**** Raw data

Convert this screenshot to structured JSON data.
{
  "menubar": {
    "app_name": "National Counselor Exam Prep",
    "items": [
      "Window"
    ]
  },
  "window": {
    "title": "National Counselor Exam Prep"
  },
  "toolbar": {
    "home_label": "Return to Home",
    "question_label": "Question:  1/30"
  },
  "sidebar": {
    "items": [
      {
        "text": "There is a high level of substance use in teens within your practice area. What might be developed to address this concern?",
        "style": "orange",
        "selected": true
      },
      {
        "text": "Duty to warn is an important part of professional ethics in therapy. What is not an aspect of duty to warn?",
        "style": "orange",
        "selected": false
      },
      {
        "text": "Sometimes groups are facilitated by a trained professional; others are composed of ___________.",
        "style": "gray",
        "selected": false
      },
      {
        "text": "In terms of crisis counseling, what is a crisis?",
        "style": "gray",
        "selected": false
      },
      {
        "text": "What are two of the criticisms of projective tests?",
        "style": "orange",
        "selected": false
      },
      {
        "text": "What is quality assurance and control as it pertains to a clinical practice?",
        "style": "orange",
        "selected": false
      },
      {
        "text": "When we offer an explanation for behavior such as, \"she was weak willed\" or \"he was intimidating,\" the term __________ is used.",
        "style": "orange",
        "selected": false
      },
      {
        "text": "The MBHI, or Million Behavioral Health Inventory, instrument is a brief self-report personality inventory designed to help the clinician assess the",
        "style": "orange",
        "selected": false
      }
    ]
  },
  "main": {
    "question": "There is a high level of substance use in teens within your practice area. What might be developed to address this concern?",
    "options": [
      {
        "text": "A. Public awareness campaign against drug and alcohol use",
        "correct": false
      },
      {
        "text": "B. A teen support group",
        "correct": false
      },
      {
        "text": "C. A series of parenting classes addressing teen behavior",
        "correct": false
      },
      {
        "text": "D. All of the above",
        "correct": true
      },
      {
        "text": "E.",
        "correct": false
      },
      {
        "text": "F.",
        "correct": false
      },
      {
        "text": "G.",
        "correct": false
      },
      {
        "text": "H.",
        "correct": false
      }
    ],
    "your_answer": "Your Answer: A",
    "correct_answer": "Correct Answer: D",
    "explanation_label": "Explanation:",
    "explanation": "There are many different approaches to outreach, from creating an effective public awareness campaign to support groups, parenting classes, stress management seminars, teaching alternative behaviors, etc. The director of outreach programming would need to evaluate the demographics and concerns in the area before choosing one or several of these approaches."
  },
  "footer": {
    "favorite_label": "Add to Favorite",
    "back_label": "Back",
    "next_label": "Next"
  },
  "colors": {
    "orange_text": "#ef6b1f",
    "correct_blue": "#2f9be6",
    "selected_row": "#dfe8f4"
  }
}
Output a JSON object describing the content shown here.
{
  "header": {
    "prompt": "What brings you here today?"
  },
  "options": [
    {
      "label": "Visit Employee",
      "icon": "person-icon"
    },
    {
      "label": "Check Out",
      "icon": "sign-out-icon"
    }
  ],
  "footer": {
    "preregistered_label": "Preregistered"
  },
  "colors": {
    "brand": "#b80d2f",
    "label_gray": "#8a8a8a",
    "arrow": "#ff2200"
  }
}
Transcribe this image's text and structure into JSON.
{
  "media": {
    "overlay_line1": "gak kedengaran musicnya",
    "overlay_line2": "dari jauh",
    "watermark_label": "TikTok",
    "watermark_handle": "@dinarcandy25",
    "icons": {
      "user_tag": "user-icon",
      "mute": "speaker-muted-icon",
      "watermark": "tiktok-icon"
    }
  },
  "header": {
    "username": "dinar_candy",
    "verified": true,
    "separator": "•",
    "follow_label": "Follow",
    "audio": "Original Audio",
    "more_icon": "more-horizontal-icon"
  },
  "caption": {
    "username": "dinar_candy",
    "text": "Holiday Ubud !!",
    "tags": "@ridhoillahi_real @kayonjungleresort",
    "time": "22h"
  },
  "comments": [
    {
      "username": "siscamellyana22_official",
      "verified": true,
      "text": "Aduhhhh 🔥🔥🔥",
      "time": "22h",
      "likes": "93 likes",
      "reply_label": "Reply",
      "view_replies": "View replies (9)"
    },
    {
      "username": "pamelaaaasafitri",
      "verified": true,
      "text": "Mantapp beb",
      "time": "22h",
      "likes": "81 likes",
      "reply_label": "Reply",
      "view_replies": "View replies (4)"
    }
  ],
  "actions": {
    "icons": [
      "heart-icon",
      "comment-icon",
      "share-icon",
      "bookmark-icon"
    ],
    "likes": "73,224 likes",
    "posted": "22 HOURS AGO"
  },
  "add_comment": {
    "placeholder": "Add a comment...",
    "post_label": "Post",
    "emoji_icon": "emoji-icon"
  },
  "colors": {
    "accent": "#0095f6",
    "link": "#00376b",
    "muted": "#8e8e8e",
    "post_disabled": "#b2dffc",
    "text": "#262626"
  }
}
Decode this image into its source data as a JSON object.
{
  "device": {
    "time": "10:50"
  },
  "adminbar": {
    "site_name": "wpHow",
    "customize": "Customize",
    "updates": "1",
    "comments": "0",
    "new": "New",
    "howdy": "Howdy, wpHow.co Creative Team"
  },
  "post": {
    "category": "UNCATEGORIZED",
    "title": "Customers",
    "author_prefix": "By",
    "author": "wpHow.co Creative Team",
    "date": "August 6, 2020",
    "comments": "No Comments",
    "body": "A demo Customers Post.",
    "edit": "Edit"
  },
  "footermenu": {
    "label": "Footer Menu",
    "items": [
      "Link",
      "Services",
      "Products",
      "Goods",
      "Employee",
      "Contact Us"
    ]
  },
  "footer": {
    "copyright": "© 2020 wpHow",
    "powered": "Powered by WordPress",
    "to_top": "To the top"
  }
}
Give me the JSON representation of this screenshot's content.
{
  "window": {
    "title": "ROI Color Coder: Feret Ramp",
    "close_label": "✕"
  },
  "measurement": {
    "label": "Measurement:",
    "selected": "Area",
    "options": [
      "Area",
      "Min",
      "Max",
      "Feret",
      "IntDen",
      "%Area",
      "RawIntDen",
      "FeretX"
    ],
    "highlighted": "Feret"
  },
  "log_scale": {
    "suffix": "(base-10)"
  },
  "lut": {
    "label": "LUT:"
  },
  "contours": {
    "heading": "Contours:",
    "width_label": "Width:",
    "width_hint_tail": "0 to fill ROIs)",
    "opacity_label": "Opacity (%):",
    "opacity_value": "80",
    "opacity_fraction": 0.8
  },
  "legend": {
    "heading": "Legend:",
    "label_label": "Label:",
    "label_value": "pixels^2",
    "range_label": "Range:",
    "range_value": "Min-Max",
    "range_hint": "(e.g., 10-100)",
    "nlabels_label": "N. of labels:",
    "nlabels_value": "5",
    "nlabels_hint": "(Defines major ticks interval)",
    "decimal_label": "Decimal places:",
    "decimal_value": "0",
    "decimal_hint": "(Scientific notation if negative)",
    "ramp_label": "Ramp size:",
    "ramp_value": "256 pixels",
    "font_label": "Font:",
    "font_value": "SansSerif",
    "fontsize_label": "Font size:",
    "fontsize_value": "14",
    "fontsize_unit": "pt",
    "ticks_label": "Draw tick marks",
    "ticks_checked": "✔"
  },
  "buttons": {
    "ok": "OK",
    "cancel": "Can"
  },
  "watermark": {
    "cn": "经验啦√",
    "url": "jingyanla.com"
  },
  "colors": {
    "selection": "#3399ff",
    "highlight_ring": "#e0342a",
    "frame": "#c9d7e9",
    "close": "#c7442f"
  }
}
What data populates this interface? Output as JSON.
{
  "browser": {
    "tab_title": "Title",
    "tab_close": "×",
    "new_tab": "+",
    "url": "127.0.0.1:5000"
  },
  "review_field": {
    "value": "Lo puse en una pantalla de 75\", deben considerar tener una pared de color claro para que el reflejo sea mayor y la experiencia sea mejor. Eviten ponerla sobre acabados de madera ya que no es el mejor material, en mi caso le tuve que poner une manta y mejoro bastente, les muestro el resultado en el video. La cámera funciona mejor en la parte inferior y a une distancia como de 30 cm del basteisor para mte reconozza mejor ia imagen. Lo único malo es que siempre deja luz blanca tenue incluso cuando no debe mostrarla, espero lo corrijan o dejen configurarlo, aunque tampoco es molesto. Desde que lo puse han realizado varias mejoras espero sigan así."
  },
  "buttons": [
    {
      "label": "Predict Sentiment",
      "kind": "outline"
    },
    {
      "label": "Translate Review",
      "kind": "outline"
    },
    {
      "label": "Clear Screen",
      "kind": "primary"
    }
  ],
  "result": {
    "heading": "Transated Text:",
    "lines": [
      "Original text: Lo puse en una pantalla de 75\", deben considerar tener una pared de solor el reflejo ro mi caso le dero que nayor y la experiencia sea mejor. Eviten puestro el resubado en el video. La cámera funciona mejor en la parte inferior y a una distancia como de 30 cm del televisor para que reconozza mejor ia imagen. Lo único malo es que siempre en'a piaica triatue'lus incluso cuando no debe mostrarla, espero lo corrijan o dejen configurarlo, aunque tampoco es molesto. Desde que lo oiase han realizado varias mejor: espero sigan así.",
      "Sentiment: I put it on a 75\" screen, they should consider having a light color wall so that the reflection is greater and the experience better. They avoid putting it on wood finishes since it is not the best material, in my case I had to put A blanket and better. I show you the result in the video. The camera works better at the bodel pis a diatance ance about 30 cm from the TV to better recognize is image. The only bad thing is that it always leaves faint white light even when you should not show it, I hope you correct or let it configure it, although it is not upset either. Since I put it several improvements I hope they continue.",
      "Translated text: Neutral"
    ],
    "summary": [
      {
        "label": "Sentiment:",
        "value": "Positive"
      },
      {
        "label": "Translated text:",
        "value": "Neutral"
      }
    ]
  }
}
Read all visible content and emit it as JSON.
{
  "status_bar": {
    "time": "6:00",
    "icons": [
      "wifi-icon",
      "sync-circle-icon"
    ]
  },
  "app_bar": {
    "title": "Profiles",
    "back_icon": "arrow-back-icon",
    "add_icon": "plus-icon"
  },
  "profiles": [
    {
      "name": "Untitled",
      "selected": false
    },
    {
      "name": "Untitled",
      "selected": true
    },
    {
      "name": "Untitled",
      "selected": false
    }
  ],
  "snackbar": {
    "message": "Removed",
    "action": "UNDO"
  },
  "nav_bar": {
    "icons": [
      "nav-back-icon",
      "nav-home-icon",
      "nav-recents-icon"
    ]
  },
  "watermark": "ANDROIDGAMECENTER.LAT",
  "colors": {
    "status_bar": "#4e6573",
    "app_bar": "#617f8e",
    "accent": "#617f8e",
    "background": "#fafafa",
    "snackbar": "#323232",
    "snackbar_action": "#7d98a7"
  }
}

********

## What is being asked
From the listing above, copy every line that includes the word "arrow".

## Solution for this task
    "arrow": "#ff2200"
    "back_icon": "arrow-back-icon",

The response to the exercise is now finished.